:: PROBLEM DETAILS ::
Among the lines of this listing, determine how many contain the string "text". Answer with the number only.

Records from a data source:
__________

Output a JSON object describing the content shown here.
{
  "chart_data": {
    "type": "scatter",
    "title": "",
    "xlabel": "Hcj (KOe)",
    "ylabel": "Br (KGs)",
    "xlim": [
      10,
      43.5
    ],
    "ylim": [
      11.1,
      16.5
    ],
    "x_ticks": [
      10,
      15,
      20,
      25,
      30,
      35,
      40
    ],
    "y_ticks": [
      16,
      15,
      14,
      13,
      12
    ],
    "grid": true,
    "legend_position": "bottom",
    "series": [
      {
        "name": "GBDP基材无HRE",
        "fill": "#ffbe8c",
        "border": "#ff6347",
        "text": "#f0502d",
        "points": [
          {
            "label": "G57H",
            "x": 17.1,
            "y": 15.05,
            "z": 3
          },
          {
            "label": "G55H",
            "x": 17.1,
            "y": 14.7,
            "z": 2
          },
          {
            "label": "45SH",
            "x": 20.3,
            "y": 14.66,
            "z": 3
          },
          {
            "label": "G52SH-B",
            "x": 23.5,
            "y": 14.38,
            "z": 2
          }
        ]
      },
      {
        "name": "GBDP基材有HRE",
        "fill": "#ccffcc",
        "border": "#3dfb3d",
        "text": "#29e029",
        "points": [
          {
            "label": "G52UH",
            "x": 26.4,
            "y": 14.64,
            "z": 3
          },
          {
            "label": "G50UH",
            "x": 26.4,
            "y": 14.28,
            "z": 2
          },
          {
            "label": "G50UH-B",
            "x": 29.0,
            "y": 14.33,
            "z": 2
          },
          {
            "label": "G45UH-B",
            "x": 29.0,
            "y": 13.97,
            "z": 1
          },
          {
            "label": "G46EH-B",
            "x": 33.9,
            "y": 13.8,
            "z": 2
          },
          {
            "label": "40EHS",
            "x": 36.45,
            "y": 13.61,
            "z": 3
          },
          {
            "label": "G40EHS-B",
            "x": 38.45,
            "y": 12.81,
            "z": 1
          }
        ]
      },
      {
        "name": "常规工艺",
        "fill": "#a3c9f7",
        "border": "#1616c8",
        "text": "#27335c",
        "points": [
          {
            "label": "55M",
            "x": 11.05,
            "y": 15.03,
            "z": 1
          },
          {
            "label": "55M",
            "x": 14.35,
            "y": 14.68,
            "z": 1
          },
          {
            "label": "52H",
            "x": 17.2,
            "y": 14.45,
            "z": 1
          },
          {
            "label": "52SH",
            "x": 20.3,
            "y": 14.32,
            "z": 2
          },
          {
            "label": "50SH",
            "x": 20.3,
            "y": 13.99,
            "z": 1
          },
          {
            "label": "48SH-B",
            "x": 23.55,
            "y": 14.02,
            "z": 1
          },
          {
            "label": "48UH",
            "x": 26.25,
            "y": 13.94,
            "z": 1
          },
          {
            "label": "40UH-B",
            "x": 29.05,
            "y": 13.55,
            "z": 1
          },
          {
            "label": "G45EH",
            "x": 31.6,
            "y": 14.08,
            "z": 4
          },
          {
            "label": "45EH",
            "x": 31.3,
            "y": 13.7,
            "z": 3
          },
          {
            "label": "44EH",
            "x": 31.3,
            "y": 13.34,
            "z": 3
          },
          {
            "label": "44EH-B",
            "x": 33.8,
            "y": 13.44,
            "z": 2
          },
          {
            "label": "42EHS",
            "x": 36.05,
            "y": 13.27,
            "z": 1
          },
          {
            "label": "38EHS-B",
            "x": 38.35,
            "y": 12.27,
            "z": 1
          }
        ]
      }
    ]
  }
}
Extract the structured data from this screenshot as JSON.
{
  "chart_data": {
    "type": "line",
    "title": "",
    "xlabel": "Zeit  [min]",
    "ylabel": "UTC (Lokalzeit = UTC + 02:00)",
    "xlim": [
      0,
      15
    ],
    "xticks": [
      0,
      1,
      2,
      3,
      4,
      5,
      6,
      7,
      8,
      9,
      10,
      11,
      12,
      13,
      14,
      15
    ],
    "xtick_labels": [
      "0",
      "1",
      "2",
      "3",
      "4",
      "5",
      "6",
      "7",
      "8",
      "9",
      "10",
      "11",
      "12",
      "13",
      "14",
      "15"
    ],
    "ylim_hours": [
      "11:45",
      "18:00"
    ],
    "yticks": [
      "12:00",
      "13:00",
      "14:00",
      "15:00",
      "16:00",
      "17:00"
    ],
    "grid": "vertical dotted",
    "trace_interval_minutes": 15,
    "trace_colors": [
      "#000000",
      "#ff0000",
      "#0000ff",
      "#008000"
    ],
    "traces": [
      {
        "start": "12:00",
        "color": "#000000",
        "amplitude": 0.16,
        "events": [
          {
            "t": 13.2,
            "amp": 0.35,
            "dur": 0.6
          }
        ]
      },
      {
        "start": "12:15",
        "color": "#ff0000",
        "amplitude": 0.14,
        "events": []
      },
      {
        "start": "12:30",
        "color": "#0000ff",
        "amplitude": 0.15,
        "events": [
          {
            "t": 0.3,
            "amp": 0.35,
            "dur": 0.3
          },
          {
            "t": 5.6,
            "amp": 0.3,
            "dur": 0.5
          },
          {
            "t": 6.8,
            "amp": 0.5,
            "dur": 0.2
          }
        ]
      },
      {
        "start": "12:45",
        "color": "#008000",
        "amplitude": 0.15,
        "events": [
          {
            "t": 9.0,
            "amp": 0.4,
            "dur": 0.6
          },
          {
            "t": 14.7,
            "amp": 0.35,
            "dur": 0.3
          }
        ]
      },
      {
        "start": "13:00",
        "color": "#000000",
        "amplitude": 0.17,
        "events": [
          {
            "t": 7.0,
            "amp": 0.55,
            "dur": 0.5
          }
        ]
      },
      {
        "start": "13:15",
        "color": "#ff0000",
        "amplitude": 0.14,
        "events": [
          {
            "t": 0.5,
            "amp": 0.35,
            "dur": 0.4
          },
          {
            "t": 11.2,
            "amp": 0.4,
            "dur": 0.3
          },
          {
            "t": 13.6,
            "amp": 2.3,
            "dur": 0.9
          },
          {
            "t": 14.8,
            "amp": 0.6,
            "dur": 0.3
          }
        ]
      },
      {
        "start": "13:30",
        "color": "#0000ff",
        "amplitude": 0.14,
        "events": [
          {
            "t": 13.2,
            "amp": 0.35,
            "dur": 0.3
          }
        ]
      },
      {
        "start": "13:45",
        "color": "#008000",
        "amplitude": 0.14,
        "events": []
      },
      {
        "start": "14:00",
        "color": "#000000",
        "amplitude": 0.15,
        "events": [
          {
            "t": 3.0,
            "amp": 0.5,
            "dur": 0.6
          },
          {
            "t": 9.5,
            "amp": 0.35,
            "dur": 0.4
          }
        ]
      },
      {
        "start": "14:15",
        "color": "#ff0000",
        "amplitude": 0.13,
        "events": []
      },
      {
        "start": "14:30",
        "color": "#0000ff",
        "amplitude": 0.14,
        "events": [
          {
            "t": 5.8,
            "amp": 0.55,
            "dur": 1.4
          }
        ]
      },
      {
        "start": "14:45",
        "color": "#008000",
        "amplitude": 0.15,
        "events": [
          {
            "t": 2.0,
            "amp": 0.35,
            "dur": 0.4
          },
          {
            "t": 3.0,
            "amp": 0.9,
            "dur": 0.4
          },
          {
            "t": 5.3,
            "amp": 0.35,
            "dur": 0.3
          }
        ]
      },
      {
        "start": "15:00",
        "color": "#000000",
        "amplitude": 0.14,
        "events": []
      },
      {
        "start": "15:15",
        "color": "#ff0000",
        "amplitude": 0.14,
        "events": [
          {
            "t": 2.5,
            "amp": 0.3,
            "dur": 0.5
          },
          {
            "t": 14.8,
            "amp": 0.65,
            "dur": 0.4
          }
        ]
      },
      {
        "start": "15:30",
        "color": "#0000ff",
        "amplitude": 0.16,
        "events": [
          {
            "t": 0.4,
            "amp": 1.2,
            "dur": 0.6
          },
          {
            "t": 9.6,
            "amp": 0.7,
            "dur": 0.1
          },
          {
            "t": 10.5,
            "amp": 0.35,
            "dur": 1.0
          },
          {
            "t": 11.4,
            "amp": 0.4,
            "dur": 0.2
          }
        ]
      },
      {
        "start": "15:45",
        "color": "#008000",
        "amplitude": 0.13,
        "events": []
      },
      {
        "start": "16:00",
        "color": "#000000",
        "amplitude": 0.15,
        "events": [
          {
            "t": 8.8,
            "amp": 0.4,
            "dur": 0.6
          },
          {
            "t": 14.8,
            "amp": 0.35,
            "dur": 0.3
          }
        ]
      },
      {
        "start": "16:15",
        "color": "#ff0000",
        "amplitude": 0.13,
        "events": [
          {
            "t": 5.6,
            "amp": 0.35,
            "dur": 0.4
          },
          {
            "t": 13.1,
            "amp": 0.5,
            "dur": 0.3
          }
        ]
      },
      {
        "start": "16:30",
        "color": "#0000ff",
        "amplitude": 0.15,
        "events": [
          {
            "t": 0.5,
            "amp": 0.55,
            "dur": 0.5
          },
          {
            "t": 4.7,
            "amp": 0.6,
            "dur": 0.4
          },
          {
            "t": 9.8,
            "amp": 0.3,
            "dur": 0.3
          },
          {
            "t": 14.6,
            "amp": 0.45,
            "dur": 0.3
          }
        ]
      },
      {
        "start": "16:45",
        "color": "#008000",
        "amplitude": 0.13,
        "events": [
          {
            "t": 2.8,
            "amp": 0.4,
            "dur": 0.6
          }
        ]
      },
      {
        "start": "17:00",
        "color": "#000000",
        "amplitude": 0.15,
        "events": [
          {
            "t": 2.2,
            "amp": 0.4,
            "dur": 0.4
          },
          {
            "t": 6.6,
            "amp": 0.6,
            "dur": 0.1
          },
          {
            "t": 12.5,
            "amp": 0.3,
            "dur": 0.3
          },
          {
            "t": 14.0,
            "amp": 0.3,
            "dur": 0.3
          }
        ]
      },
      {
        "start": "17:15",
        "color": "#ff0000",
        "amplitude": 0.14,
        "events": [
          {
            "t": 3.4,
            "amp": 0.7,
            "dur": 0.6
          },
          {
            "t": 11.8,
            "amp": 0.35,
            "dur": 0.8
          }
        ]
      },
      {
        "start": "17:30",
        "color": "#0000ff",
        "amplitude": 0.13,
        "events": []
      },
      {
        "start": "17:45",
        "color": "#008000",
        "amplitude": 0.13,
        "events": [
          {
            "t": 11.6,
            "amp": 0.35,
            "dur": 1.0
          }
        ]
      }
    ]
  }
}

__________

:: TASK OUTPUT ::
3